— Exercise objective —
In your copy, reproduce the entries exactly as they are, minus the images.
"""
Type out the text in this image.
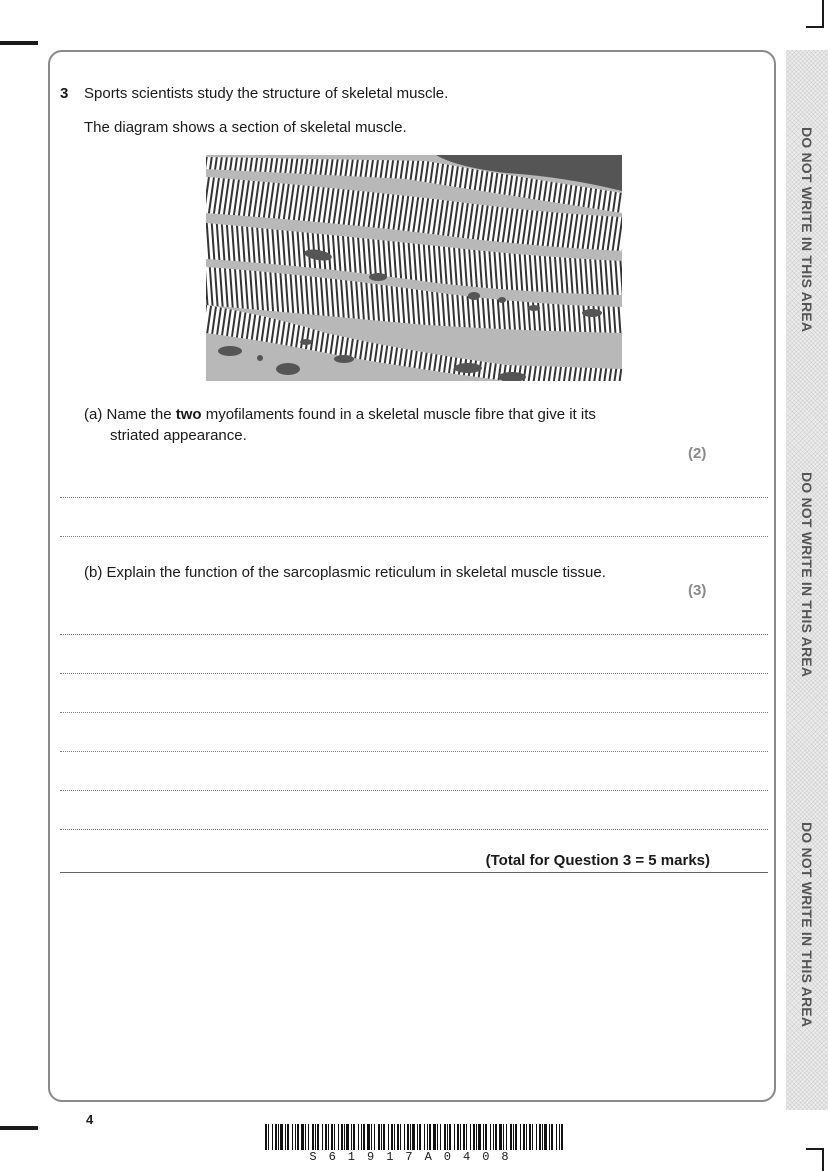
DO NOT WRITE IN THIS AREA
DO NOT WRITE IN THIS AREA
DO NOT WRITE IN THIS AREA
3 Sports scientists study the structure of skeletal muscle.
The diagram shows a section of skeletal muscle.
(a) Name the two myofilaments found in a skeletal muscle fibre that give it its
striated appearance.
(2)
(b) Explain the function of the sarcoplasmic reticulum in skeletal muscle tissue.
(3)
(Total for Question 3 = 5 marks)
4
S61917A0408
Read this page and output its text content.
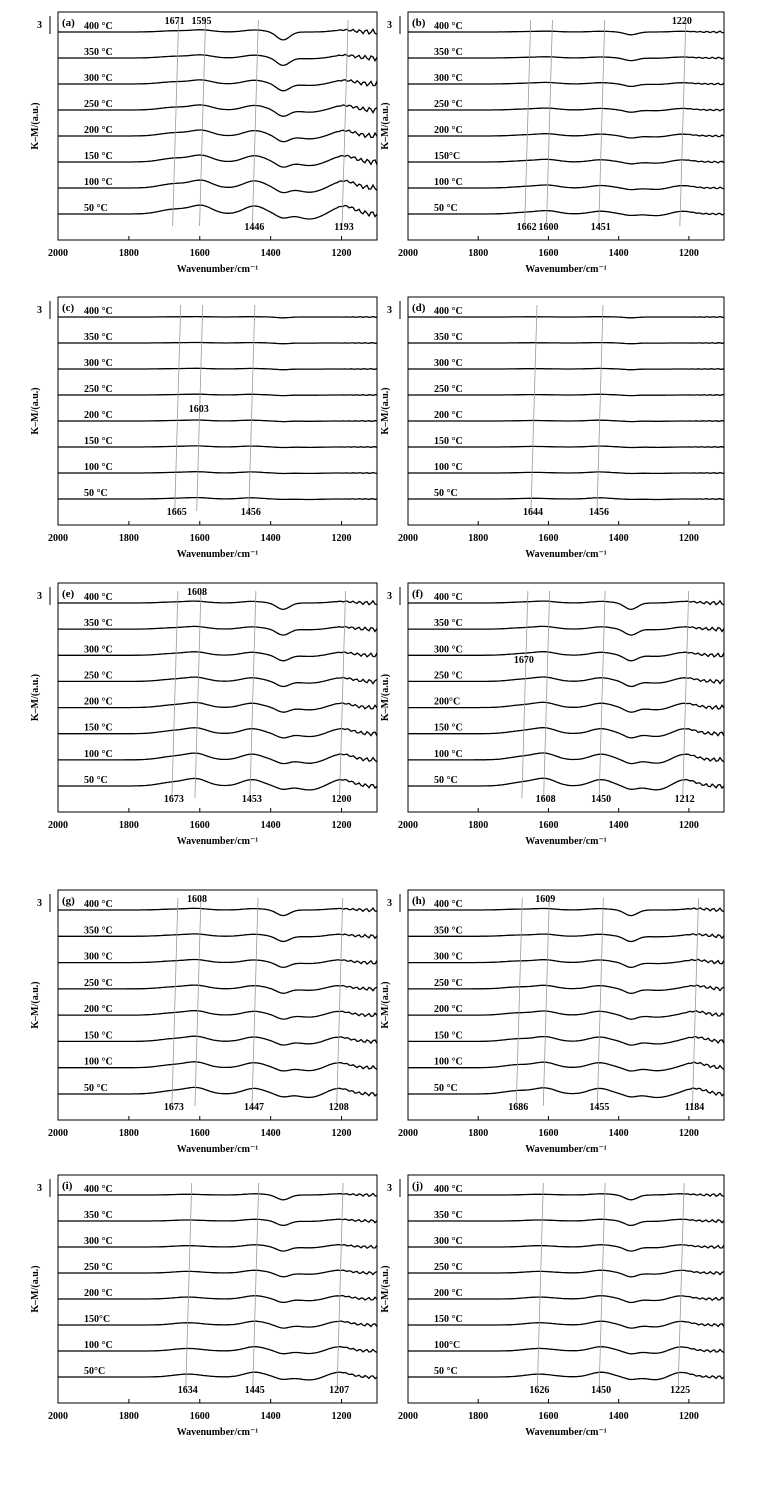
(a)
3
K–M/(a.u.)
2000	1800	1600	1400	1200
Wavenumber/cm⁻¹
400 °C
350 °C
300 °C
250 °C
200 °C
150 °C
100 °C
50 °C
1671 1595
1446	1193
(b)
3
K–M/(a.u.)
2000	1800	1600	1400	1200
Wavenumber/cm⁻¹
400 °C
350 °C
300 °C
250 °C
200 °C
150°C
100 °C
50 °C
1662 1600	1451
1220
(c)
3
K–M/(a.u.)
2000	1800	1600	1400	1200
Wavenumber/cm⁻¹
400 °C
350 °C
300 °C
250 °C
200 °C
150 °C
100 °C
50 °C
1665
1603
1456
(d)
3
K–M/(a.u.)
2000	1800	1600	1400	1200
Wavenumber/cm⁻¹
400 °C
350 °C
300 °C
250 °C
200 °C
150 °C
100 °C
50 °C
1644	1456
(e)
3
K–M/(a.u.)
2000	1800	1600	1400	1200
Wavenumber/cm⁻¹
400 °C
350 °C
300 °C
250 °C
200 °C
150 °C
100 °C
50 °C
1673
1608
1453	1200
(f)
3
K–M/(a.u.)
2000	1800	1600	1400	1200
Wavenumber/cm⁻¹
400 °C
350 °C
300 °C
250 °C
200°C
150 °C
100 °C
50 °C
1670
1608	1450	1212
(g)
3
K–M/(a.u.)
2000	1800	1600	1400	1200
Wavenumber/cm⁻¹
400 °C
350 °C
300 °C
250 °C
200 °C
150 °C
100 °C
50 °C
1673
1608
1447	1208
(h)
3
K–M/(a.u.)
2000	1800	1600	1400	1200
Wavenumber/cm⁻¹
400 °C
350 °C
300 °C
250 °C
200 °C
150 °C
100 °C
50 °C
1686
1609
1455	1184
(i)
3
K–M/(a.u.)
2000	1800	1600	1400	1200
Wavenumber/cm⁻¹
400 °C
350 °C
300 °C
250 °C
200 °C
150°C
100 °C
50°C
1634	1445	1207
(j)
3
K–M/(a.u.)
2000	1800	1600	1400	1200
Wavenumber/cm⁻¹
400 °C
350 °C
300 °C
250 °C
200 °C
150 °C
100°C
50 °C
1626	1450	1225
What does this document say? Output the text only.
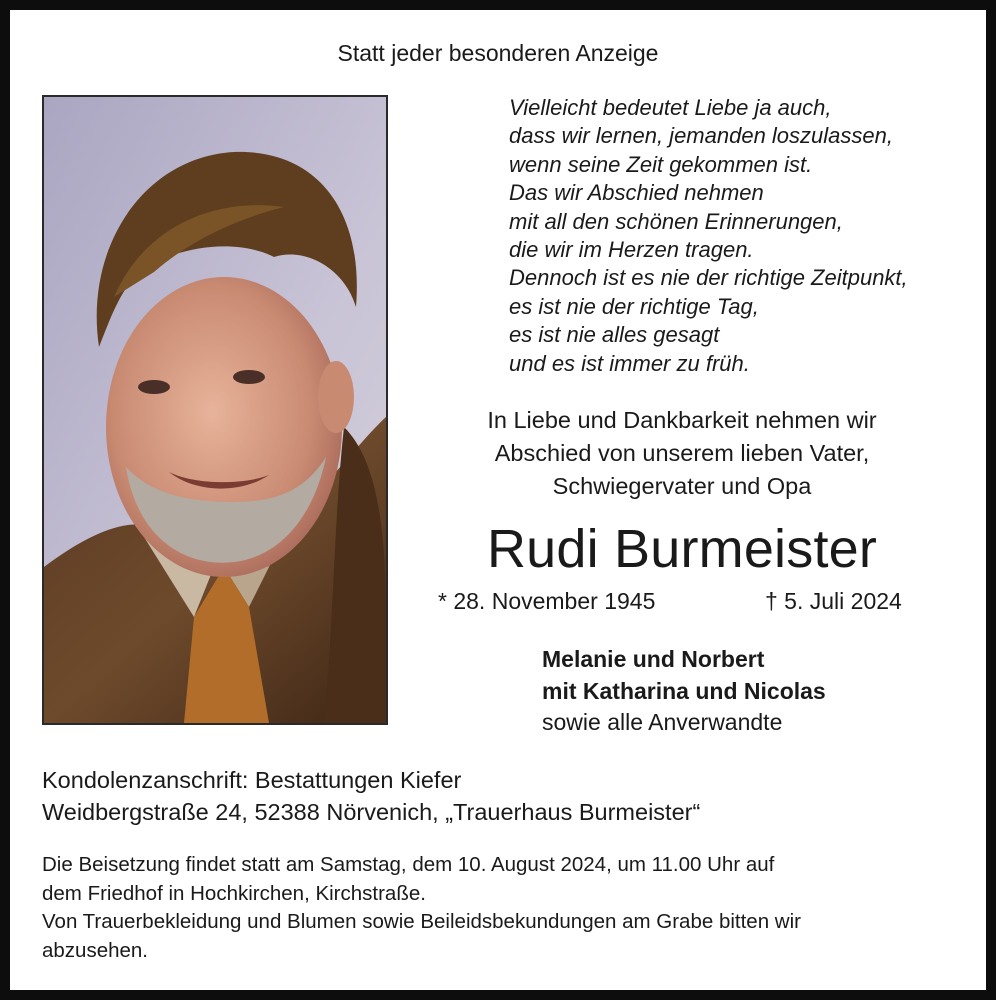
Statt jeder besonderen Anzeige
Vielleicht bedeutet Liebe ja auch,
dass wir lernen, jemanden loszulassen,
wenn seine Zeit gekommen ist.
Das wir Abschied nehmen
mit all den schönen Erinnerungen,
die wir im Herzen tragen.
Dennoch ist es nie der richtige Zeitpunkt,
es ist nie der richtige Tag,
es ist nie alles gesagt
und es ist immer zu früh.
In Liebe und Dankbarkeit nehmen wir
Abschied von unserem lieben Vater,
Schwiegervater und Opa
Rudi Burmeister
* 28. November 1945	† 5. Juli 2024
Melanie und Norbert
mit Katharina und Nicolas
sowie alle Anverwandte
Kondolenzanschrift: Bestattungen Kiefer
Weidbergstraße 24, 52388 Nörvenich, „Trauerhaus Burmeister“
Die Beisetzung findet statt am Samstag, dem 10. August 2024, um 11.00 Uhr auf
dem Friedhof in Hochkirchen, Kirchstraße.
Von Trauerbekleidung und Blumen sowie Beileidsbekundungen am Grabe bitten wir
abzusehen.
"""
— Exercise response —
Type out the text in this image.
DO NOT WRITE IN THIS AREA
DO NOT WRITE IN THIS AREA
DO NOT WRITE IN THIS AREA
3 Sports scientists study the structure of skeletal muscle.
The diagram shows a section of skeletal muscle.
(a) Name the two myofilaments found in a skeletal muscle fibre that give it its
striated appearance.
(2)
(b) Explain the function of the sarcoplasmic reticulum in skeletal muscle tissue.
(3)
(Total for Question 3 = 5 marks)
4
S61917A0408
Read this page and output its text content.
(a)
3
K–M/(a.u.)
2000	1800	1600	1400	1200
Wavenumber/cm⁻¹
400 °C
350 °C
300 °C
250 °C
200 °C
150 °C
100 °C
50 °C
1671 1595
1446	1193
(b)
3
K–M/(a.u.)
2000	1800	1600	1400	1200
Wavenumber/cm⁻¹
400 °C
350 °C
300 °C
250 °C
200 °C
150°C
100 °C
50 °C
1662 1600	1451
1220
(c)
3
K–M/(a.u.)
2000	1800	1600	1400	1200
Wavenumber/cm⁻¹
400 °C
350 °C
300 °C
250 °C
200 °C
150 °C
100 °C
50 °C
1665
1603
1456
(d)
3
K–M/(a.u.)
2000	1800	1600	1400	1200
Wavenumber/cm⁻¹
400 °C
350 °C
300 °C
250 °C
200 °C
150 °C
100 °C
50 °C
1644	1456
(e)
3
K–M/(a.u.)
2000	1800	1600	1400	1200
Wavenumber/cm⁻¹
400 °C
350 °C
300 °C
250 °C
200 °C
150 °C
100 °C
50 °C
1673
1608
1453	1200
(f)
3
K–M/(a.u.)
2000	1800	1600	1400	1200
Wavenumber/cm⁻¹
400 °C
350 °C
300 °C
250 °C
200°C
150 °C
100 °C
50 °C
1670
1608	1450	1212
(g)
3
K–M/(a.u.)
2000	1800	1600	1400	1200
Wavenumber/cm⁻¹
400 °C
350 °C
300 °C
250 °C
200 °C
150 °C
100 °C
50 °C
1673
1608
1447	1208
(h)
3
K–M/(a.u.)
2000	1800	1600	1400	1200
Wavenumber/cm⁻¹
400 °C
350 °C
300 °C
250 °C
200 °C
150 °C
100 °C
50 °C
1686
1609
1455	1184
(i)
3
K–M/(a.u.)
2000	1800	1600	1400	1200
Wavenumber/cm⁻¹
400 °C
350 °C
300 °C
250 °C
200 °C
150°C
100 °C
50°C
1634	1445	1207
(j)
3
K–M/(a.u.)
2000	1800	1600	1400	1200
Wavenumber/cm⁻¹
400 °C
350 °C
300 °C
250 °C
200 °C
150 °C
100°C
50 °C
1626	1450	1225
What does this document say? Output the text only.
Statt jeder besonderen Anzeige
Vielleicht bedeutet Liebe ja auch,
dass wir lernen, jemanden loszulassen,
wenn seine Zeit gekommen ist.
Das wir Abschied nehmen
mit all den schönen Erinnerungen,
die wir im Herzen tragen.
Dennoch ist es nie der richtige Zeitpunkt,
es ist nie der richtige Tag,
es ist nie alles gesagt
und es ist immer zu früh.
In Liebe und Dankbarkeit nehmen wir
Abschied von unserem lieben Vater,
Schwiegervater und Opa
Rudi Burmeister
* 28. November 1945	† 5. Juli 2024
Melanie und Norbert
mit Katharina und Nicolas
sowie alle Anverwandte
Kondolenzanschrift: Bestattungen Kiefer
Weidbergstraße 24, 52388 Nörvenich, „Trauerhaus Burmeister“
Die Beisetzung findet statt am Samstag, dem 10. August 2024, um 11.00 Uhr auf
dem Friedhof in Hochkirchen, Kirchstraße.
Von Trauerbekleidung und Blumen sowie Beileidsbekundungen am Grabe bitten wir
abzusehen.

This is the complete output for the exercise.